» Requirement
Give the number of lines in the records below that include "Dance", and nothing more.

----

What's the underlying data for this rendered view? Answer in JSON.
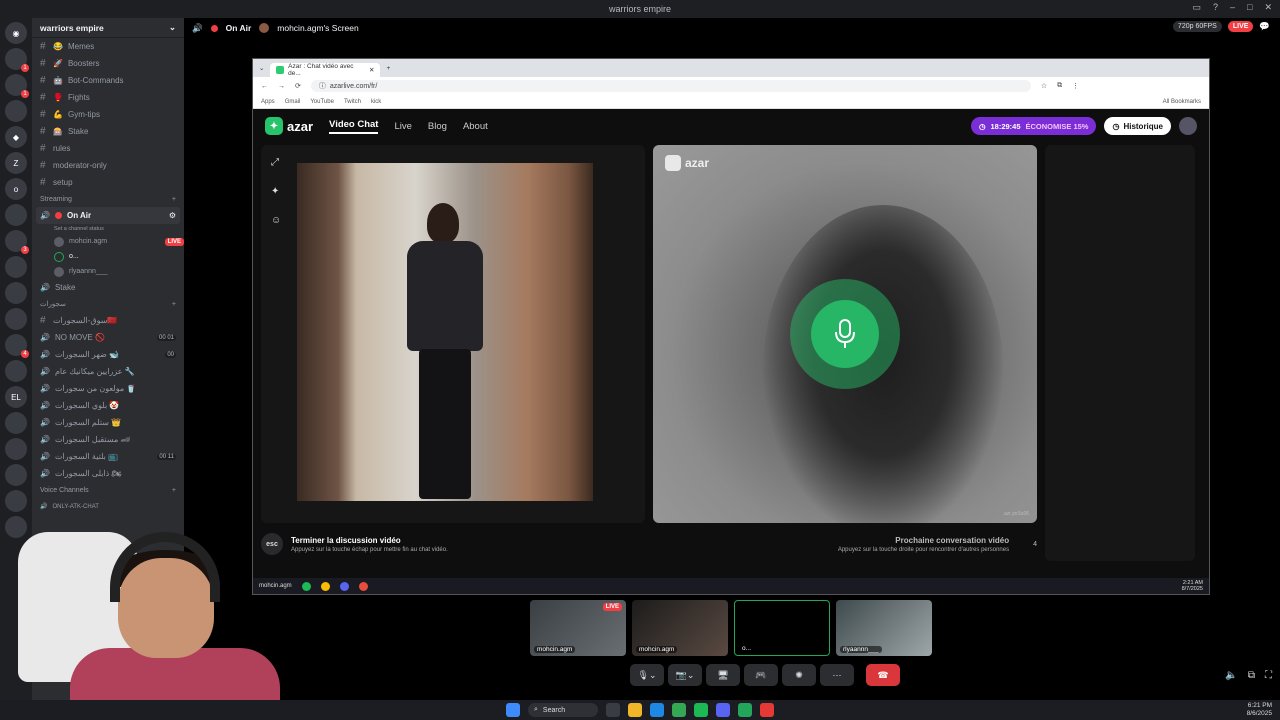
{
  "window": {
    "title": "warriors empire"
  },
  "top_right": {
    "quality": "720p 60FPS",
    "live": "LIVE"
  },
  "server": {
    "name": "warriors empire"
  },
  "channels": [
    {
      "name": "Memes",
      "emoji": "😂"
    },
    {
      "name": "Boosters",
      "emoji": "🚀"
    },
    {
      "name": "Bot-Commands",
      "emoji": "🤖"
    },
    {
      "name": "Fights",
      "emoji": "🥊"
    },
    {
      "name": "Gym-tips",
      "emoji": "💪"
    },
    {
      "name": "Stake",
      "emoji": "🎰"
    },
    {
      "name": "rules",
      "emoji": ""
    },
    {
      "name": "moderator-only",
      "emoji": ""
    },
    {
      "name": "setup",
      "emoji": ""
    }
  ],
  "streaming": {
    "category": "Streaming",
    "channel": "On Air",
    "status_hint": "Set a channel status",
    "members": [
      {
        "name": "mohcin.agm",
        "badge": "LIVE"
      },
      {
        "name": "o...",
        "badge": ""
      },
      {
        "name": "rlyaannn___",
        "badge": ""
      }
    ],
    "stake": "Stake"
  },
  "arabic_category": "سجورات",
  "arabic_channels": [
    {
      "name": "سوق-السجورات🇲🇦",
      "count": ""
    },
    {
      "name": "NO MOVE 🚫",
      "count": "00 01"
    },
    {
      "name": "ضهر السجورات 🐋",
      "count": "00"
    },
    {
      "name": "عزرايين ميكانيك عام 🔧",
      "count": ""
    },
    {
      "name": "مولعون من سجورات 🥤",
      "count": ""
    },
    {
      "name": "بلوي السجورات 🤡",
      "count": ""
    },
    {
      "name": "ستلم السجورات 👑",
      "count": ""
    },
    {
      "name": "مستقبل السجورات 🏎",
      "count": ""
    },
    {
      "name": "بلتية السجورات 📺",
      "count": "00 11"
    },
    {
      "name": "ذابلى السجورات 🏍",
      "count": ""
    }
  ],
  "voice_category": "Voice Channels",
  "voice_first": "ONLY-ATK-CHAT",
  "stage": {
    "channel": "On Air",
    "screen_title": "mohcin.agm's Screen"
  },
  "browser": {
    "tab_title": "Azar : Chat vidéo avec de...",
    "url": "azarlive.com/fr/",
    "bookmarks": [
      "Apps",
      "Gmail",
      "YouTube",
      "Twitch",
      "kick"
    ],
    "all_bookmarks": "All Bookmarks"
  },
  "azar": {
    "logo": "azar",
    "nav": [
      "Video Chat",
      "Live",
      "Blog",
      "About"
    ],
    "promo_time": "18:29:45",
    "promo_text": "ÉCONOMISE 15%",
    "history": "Historique",
    "footer_left_title": "Terminer la discussion vidéo",
    "footer_left_sub": "Appuyez sur la touche échap pour mettre fin au chat vidéo.",
    "esc": "esc",
    "footer_right_title": "Prochaine conversation vidéo",
    "footer_right_sub": "Appuyez sur la touche droite pour rencontrer d'autres personnes",
    "footer_right_num": "4",
    "watermark": "azr jnr3u06"
  },
  "inner_taskbar": {
    "user": "mohcin.agm",
    "time": "2:21 AM",
    "date": "8/7/2025"
  },
  "tiles": [
    {
      "name": "mohcin.agm",
      "badge": "LIVE"
    },
    {
      "name": "mohcin.agm",
      "badge": ""
    },
    {
      "name": "o...",
      "badge": ""
    },
    {
      "name": "rlyaannn___",
      "badge": ""
    }
  ],
  "taskbar": {
    "search": "Search",
    "time": "6:21 PM",
    "date": "8/6/2025"
  },
  "colors": {
    "discord_bg": "#1e1f22",
    "sidebar": "#2b2d31",
    "live_red": "#f23f43",
    "azar_green": "#27c46b",
    "promo_purple": "#7a2fd6"
  }
}
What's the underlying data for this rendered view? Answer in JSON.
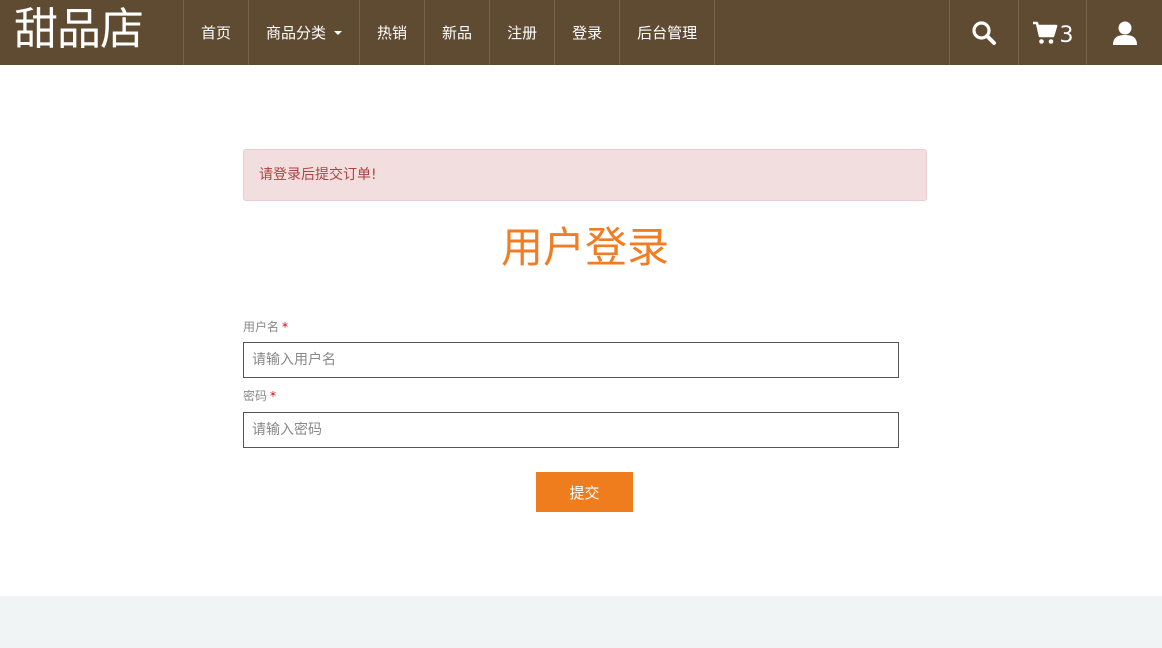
{
  "header": {
    "brand": "甜品店",
    "nav": [
      {
        "label": "首页"
      },
      {
        "label": "商品分类",
        "dropdown": true
      },
      {
        "label": "热销"
      },
      {
        "label": "新品"
      },
      {
        "label": "注册"
      },
      {
        "label": "登录"
      },
      {
        "label": "后台管理"
      }
    ],
    "icons": {
      "search": "search-icon",
      "cart": "cart-icon",
      "user": "user-icon"
    },
    "cart_count": "3"
  },
  "alert": {
    "message": "请登录后提交订单!"
  },
  "form": {
    "title": "用户登录",
    "username": {
      "label": "用户名",
      "required_mark": "*",
      "placeholder": "请输入用户名",
      "value": ""
    },
    "password": {
      "label": "密码",
      "required_mark": "*",
      "placeholder": "请输入密码",
      "value": ""
    },
    "submit_label": "提交"
  },
  "colors": {
    "navbar": "#5f4a32",
    "accent": "#f07d1d",
    "alert_bg": "#f2dede",
    "alert_text": "#a94442"
  }
}
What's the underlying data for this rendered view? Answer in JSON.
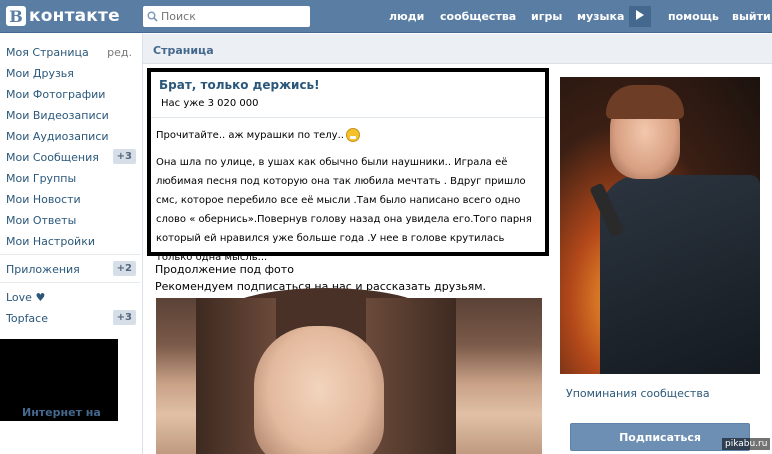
{
  "header": {
    "logo_letter": "B",
    "logo_text": "контакте",
    "search_placeholder": "Поиск",
    "nav": [
      "люди",
      "сообщества",
      "игры",
      "музыка",
      "помощь",
      "выйти"
    ]
  },
  "sidebar": {
    "items": [
      {
        "label": "Моя Страница",
        "aside": "ред."
      },
      {
        "label": "Мои Друзья"
      },
      {
        "label": "Мои Фотографии"
      },
      {
        "label": "Мои Видеозаписи"
      },
      {
        "label": "Мои Аудиозаписи"
      },
      {
        "label": "Мои Сообщения",
        "badge": "+3"
      },
      {
        "label": "Мои Группы"
      },
      {
        "label": "Мои Новости"
      },
      {
        "label": "Мои Ответы"
      },
      {
        "label": "Мои Настройки"
      },
      {
        "label": "Приложения",
        "badge": "+2"
      },
      {
        "label": "Love ♥"
      },
      {
        "label": "Topface",
        "badge": "+3"
      }
    ],
    "footer_text": "Интернет на"
  },
  "page": {
    "title": "Страница",
    "post": {
      "title": "Брат, только держись!",
      "subtitle": "Нас уже 3 020 000",
      "line1": "Прочитайте.. аж мурашки по телу..",
      "body": "Она шла по улице, в ушах как обычно были наушники.. Играла её любимая песня под которую она так любила мечтать . Вдруг пришло смс, которое перебило все её мысли .Там было написано всего одно слово « обернись».Повернув голову назад она увидела его.Того парня который ей нравился уже больше года .У нее в голове крутилась только одна мысль..."
    },
    "continuation": "Продолжение под фото",
    "recommend": "Рекомендуем подписаться на нас и рассказать друзьям."
  },
  "right": {
    "mention": "Упоминания сообщества",
    "subscribe": "Подписаться"
  },
  "watermark": "pikabu.ru",
  "colors": {
    "brand": "#597da3",
    "link": "#2b587a",
    "badge_bg": "#d6dee7"
  }
}
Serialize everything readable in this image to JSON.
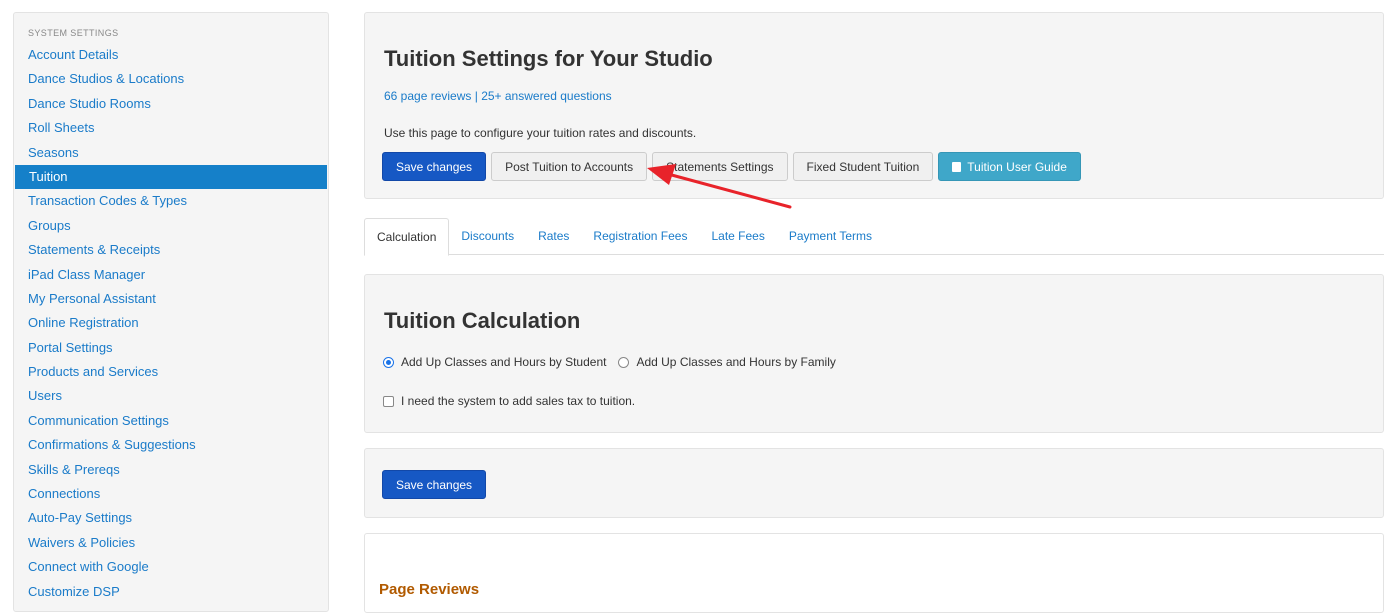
{
  "sidebar": {
    "heading": "SYSTEM SETTINGS",
    "items": [
      {
        "label": "Account Details"
      },
      {
        "label": "Dance Studios & Locations"
      },
      {
        "label": "Dance Studio Rooms"
      },
      {
        "label": "Roll Sheets"
      },
      {
        "label": "Seasons"
      },
      {
        "label": "Tuition",
        "active": true
      },
      {
        "label": "Transaction Codes & Types"
      },
      {
        "label": "Groups"
      },
      {
        "label": "Statements & Receipts"
      },
      {
        "label": "iPad Class Manager"
      },
      {
        "label": "My Personal Assistant"
      },
      {
        "label": "Online Registration"
      },
      {
        "label": "Portal Settings"
      },
      {
        "label": "Products and Services"
      },
      {
        "label": "Users"
      },
      {
        "label": "Communication Settings"
      },
      {
        "label": "Confirmations & Suggestions"
      },
      {
        "label": "Skills & Prereqs"
      },
      {
        "label": "Connections"
      },
      {
        "label": "Auto-Pay Settings"
      },
      {
        "label": "Waivers & Policies"
      },
      {
        "label": "Connect with Google"
      },
      {
        "label": "Customize DSP"
      }
    ]
  },
  "header": {
    "title": "Tuition Settings for Your Studio",
    "reviews_link": "66 page reviews",
    "separator": " | ",
    "questions_link": "25+ answered questions",
    "intro": "Use this page to configure your tuition rates and discounts.",
    "buttons": {
      "save": "Save changes",
      "post_tuition": "Post Tuition to Accounts",
      "statements": "Statements Settings",
      "fixed_tuition": "Fixed Student Tuition",
      "user_guide": "Tuition User Guide"
    }
  },
  "tabs": [
    {
      "label": "Calculation",
      "active": true
    },
    {
      "label": "Discounts"
    },
    {
      "label": "Rates"
    },
    {
      "label": "Registration Fees"
    },
    {
      "label": "Late Fees"
    },
    {
      "label": "Payment Terms"
    }
  ],
  "calculation": {
    "title": "Tuition Calculation",
    "option_student": "Add Up Classes and Hours by Student",
    "option_family": "Add Up Classes and Hours by Family",
    "selected": "student",
    "sales_tax_label": "I need the system to add sales tax to tuition.",
    "sales_tax_checked": false
  },
  "footer": {
    "save": "Save changes"
  },
  "reviews": {
    "title": "Page Reviews"
  },
  "colors": {
    "link": "#1a7bc9",
    "primary": "#1658c4",
    "info": "#3fa7c9",
    "annotation_arrow": "#e8232a",
    "reviews_heading": "#b15a00"
  }
}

----

» Task answer
2